TO DO: List each line of the data that holds the word "Equivalent".

Extracted records
▬▬▬▬▬▬

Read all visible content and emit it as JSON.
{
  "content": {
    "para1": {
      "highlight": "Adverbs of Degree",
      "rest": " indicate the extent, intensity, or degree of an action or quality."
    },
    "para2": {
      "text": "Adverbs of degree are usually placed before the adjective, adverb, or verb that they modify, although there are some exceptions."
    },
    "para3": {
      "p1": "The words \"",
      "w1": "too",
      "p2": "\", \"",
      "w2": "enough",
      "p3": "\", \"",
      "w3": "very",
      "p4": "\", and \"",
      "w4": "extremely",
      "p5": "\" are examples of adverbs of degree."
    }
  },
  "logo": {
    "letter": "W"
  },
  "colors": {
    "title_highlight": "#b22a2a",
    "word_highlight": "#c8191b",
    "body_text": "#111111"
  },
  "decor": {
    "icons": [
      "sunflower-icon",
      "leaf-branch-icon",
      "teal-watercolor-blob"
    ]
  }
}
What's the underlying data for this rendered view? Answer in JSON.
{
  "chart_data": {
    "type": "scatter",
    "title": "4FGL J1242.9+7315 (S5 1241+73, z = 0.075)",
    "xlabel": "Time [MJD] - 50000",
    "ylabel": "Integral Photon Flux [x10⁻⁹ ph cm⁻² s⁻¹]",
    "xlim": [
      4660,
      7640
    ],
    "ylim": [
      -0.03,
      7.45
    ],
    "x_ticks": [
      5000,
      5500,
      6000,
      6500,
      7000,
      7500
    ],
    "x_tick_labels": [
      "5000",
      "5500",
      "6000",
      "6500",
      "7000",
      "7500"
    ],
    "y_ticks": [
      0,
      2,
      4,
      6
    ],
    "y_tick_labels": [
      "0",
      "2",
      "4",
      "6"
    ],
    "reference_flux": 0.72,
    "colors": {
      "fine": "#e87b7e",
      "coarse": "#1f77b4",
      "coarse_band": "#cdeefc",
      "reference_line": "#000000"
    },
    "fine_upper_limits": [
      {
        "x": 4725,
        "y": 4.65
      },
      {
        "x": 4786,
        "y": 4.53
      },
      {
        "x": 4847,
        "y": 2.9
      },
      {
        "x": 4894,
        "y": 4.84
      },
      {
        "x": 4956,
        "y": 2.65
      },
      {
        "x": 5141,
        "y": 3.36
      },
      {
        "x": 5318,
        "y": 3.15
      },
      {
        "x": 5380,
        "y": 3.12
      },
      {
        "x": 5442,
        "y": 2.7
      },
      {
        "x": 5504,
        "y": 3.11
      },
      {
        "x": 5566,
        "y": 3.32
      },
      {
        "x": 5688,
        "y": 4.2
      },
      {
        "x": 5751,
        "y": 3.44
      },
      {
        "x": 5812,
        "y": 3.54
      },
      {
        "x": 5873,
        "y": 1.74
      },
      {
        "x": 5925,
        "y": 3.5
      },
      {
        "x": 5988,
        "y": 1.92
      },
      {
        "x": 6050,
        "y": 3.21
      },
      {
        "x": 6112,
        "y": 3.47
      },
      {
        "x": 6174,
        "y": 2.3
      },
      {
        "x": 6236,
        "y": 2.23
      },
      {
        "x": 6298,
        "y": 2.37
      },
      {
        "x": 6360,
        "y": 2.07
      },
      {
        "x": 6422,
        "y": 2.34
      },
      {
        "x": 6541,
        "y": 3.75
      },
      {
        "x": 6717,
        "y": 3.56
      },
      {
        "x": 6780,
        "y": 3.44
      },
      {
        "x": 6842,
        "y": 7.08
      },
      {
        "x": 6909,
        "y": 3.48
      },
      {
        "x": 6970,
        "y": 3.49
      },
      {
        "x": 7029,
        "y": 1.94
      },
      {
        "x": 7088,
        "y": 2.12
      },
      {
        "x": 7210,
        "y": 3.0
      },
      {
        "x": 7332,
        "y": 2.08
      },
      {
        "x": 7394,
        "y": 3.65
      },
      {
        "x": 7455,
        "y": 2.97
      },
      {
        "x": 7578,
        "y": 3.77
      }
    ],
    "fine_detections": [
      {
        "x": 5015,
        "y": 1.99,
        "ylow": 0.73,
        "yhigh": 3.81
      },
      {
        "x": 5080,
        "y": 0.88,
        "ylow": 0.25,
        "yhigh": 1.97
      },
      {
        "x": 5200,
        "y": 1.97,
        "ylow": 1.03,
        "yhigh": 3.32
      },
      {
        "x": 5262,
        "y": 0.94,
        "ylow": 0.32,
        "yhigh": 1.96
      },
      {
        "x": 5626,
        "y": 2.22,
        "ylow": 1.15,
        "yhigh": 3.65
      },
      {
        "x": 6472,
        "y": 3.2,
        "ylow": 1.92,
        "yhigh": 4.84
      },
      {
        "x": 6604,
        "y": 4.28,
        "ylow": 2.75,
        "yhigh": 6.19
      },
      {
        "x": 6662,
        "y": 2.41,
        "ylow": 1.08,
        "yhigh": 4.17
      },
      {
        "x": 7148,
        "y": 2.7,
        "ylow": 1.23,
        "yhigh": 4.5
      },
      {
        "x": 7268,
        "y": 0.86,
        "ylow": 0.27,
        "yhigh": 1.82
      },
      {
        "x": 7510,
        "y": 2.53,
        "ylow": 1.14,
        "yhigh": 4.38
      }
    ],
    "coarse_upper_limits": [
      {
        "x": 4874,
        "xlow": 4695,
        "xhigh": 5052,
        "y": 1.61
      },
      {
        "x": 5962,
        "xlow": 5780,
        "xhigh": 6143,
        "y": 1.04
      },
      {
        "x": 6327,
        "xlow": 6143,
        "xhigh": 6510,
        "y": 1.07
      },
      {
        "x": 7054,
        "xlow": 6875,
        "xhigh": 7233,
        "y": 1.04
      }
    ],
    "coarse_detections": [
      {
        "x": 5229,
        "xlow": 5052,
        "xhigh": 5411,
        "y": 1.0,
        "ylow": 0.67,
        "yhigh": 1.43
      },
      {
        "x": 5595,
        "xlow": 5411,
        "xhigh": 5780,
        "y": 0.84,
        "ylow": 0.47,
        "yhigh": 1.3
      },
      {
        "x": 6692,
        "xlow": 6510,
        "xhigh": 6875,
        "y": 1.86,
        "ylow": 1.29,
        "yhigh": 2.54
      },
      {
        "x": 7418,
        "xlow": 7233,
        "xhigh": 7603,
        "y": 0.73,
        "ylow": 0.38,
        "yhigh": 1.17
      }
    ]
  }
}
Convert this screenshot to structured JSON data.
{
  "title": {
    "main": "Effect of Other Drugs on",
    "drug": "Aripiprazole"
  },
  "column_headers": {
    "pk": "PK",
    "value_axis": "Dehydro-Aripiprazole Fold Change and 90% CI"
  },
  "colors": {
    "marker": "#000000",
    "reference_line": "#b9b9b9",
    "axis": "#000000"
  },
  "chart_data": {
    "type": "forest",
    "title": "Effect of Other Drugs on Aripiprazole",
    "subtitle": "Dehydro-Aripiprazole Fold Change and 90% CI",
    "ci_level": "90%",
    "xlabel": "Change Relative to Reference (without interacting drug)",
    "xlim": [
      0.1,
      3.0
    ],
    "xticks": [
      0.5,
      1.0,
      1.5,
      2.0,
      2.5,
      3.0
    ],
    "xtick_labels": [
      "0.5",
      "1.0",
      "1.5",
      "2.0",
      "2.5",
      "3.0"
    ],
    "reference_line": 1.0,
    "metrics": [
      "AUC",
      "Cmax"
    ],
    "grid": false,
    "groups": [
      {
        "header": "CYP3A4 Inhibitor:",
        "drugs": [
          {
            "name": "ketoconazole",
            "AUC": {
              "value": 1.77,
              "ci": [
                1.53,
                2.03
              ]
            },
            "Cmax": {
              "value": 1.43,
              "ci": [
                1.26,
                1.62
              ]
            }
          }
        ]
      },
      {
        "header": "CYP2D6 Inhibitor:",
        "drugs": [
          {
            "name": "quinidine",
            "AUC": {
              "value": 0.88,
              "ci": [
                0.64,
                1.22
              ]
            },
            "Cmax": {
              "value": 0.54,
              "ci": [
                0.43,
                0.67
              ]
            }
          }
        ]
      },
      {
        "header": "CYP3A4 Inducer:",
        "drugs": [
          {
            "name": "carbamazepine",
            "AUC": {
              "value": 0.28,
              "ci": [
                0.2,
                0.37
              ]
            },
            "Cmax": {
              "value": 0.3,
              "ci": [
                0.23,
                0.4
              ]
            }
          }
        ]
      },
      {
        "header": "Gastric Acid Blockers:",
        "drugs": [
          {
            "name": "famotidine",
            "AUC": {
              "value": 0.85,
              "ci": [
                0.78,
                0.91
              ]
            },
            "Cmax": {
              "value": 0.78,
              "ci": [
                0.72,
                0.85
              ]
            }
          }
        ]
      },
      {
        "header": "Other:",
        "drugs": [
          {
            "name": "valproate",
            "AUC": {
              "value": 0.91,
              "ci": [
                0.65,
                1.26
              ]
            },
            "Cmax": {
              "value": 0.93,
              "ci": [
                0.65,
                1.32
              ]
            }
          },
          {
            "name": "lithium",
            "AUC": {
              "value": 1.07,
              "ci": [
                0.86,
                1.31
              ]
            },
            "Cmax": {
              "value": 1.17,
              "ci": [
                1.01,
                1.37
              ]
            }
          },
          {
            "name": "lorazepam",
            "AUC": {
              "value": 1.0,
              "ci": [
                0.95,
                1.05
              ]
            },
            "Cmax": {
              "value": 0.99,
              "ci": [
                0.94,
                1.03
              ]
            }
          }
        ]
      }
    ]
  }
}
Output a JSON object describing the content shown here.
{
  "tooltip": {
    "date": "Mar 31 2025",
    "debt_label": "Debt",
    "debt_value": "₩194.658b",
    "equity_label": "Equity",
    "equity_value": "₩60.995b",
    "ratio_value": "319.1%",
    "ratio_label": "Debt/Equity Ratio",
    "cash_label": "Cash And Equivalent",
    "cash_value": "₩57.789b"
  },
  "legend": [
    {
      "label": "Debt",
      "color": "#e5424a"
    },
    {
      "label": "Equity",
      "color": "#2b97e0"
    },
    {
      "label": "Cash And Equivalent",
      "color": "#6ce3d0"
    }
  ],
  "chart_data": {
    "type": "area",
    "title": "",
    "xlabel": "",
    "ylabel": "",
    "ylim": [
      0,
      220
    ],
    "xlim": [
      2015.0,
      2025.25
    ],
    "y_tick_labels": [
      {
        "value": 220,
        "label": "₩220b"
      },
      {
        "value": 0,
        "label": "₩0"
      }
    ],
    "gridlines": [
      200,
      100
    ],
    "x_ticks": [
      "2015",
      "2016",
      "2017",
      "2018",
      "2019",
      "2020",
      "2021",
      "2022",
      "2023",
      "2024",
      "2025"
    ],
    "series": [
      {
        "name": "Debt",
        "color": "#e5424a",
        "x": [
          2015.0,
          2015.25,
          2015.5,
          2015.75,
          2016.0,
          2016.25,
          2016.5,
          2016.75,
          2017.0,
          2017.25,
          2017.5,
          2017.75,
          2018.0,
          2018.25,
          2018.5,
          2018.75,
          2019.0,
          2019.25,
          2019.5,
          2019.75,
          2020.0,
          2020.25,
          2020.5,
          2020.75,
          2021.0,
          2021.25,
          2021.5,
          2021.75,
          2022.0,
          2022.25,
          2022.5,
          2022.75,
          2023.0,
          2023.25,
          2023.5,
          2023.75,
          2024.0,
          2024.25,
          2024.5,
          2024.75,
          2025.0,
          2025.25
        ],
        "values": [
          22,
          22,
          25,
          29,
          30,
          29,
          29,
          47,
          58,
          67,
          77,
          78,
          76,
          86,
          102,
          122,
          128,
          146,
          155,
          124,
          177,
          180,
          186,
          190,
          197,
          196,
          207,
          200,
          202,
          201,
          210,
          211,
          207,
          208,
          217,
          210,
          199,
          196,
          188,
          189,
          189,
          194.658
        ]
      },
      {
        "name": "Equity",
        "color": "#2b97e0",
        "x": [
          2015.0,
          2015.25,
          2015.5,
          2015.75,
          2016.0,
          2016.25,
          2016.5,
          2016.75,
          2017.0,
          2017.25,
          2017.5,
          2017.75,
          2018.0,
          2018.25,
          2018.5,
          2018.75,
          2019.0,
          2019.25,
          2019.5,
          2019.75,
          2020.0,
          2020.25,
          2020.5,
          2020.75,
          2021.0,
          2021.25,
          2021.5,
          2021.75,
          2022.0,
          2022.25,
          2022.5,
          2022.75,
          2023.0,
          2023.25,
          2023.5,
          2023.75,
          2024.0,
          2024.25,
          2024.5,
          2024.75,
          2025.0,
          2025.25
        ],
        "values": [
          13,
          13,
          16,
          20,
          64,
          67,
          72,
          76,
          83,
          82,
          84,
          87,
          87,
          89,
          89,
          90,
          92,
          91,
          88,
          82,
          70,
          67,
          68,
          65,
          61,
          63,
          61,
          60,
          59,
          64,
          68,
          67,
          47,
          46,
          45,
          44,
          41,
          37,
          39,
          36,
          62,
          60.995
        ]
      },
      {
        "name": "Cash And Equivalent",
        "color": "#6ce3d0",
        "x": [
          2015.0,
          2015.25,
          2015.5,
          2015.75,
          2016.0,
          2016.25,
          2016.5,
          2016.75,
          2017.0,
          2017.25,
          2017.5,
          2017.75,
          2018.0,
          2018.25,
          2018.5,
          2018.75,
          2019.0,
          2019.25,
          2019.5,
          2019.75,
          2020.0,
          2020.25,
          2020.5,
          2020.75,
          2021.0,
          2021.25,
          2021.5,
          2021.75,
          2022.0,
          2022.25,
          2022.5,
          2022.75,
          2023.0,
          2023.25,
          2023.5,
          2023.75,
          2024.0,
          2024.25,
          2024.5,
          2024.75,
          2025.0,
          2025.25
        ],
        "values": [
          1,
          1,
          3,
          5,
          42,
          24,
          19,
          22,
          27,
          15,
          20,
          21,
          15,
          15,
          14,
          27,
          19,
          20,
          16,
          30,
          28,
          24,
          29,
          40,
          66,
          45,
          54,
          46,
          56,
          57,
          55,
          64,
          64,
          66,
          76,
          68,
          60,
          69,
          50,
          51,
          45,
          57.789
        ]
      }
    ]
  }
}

▬▬▬▬▬▬

SOLUTION TO THE EXERCISE:
    "cash_label": "Cash And Equivalent",
      "label": "Cash And Equivalent",
        "name": "Cash And Equivalent",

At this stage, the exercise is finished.